---------- Supplied material

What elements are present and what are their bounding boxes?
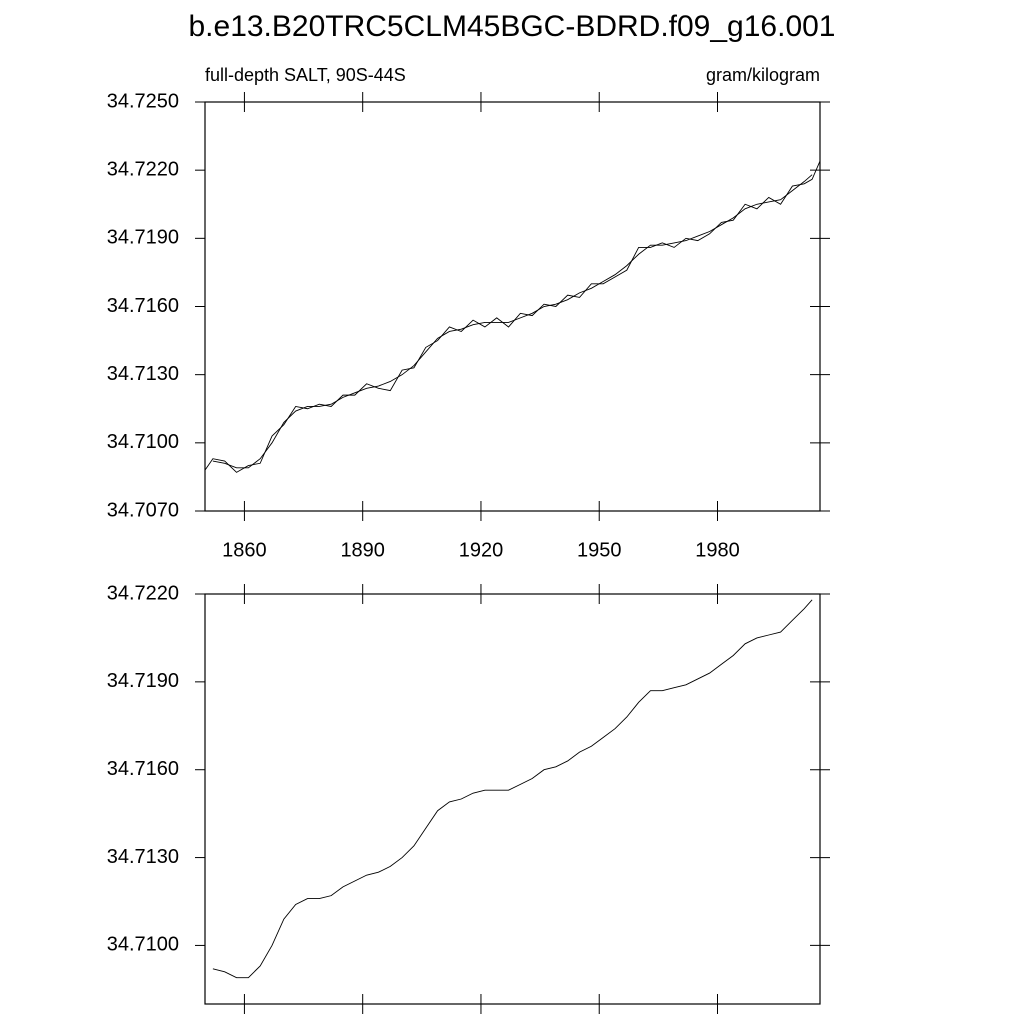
- x-tick-label: 1920: [459, 539, 504, 561]
- y-tick-label: 34.7190: [107, 670, 179, 692]
- y-tick-label: 34.7160: [107, 758, 179, 780]
- subtitle-right: gram/kilogram: [706, 65, 820, 85]
- x-tick-label: 1980: [695, 539, 740, 561]
- y-tick-label: 34.7100: [107, 934, 179, 956]
- subtitle-left: full-depth SALT, 90S-44S: [205, 65, 406, 85]
- y-tick-label: 34.7100: [107, 431, 179, 453]
- y-tick-label: 34.7220: [107, 582, 179, 604]
- y-tick-label: 34.7220: [107, 158, 179, 180]
- plot-frame: [204, 101, 821, 512]
- y-tick-label: 34.7190: [107, 227, 179, 249]
- x-tick-label: 1950: [577, 539, 622, 561]
- data-line: [204, 160, 821, 473]
- y-tick-label: 34.7160: [107, 295, 179, 317]
- x-tick-label: 1890: [340, 539, 385, 561]
- y-tick-label: 34.7130: [107, 846, 179, 868]
- y-tick-label: 34.7250: [107, 90, 179, 112]
- data-line: [212, 599, 813, 979]
- y-tick-label: 34.7070: [107, 499, 179, 521]
- y-tick-label: 34.7130: [107, 363, 179, 385]
- data-line: [212, 174, 813, 469]
- x-tick-label: 1860: [222, 539, 267, 561]
- plot-frame: [204, 593, 821, 1005]
- chart-title: b.e13.B20TRC5CLM45BGC-BDRD.f09_g16.001: [188, 10, 835, 43]
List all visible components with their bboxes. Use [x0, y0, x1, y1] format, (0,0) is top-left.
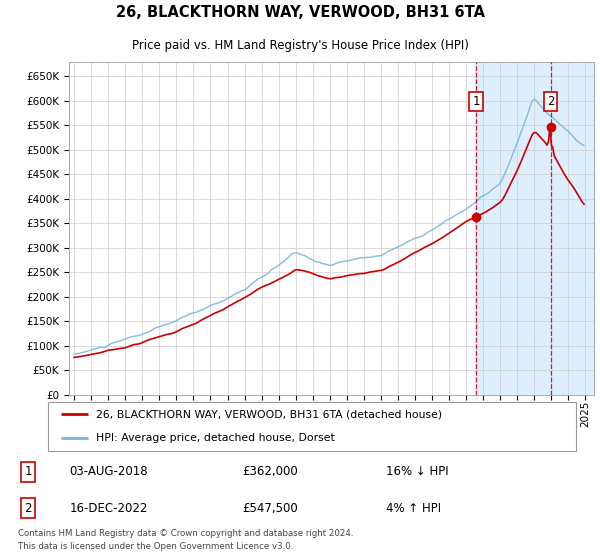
Text: £362,000: £362,000 — [242, 465, 298, 478]
Text: 26, BLACKTHORN WAY, VERWOOD, BH31 6TA: 26, BLACKTHORN WAY, VERWOOD, BH31 6TA — [115, 6, 485, 20]
Text: Contains HM Land Registry data © Crown copyright and database right 2024.
This d: Contains HM Land Registry data © Crown c… — [18, 529, 353, 550]
FancyBboxPatch shape — [48, 402, 576, 451]
Text: Price paid vs. HM Land Registry's House Price Index (HPI): Price paid vs. HM Land Registry's House … — [131, 39, 469, 53]
Text: 2: 2 — [25, 502, 32, 515]
Text: 03-AUG-2018: 03-AUG-2018 — [70, 465, 148, 478]
Text: 2: 2 — [547, 95, 554, 108]
Bar — [475, 62, 598, 395]
Text: 1: 1 — [472, 95, 480, 108]
Text: HPI: Average price, detached house, Dorset: HPI: Average price, detached house, Dors… — [95, 433, 334, 443]
Text: 16-DEC-2022: 16-DEC-2022 — [70, 502, 148, 515]
Text: £547,500: £547,500 — [242, 502, 298, 515]
Text: 1: 1 — [25, 465, 32, 478]
Text: 26, BLACKTHORN WAY, VERWOOD, BH31 6TA (detached house): 26, BLACKTHORN WAY, VERWOOD, BH31 6TA (d… — [95, 409, 442, 419]
Text: 16% ↓ HPI: 16% ↓ HPI — [386, 465, 449, 478]
Text: 4% ↑ HPI: 4% ↑ HPI — [386, 502, 442, 515]
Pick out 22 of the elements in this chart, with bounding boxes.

--------------------

Extract every line from the entries above that contains the string "bounding". Treat uppercase and lowercase letters as distinct.

What elements are present and what are their bounding boxes?
Pick out 22 of the elements in this chart, with bounding boxes.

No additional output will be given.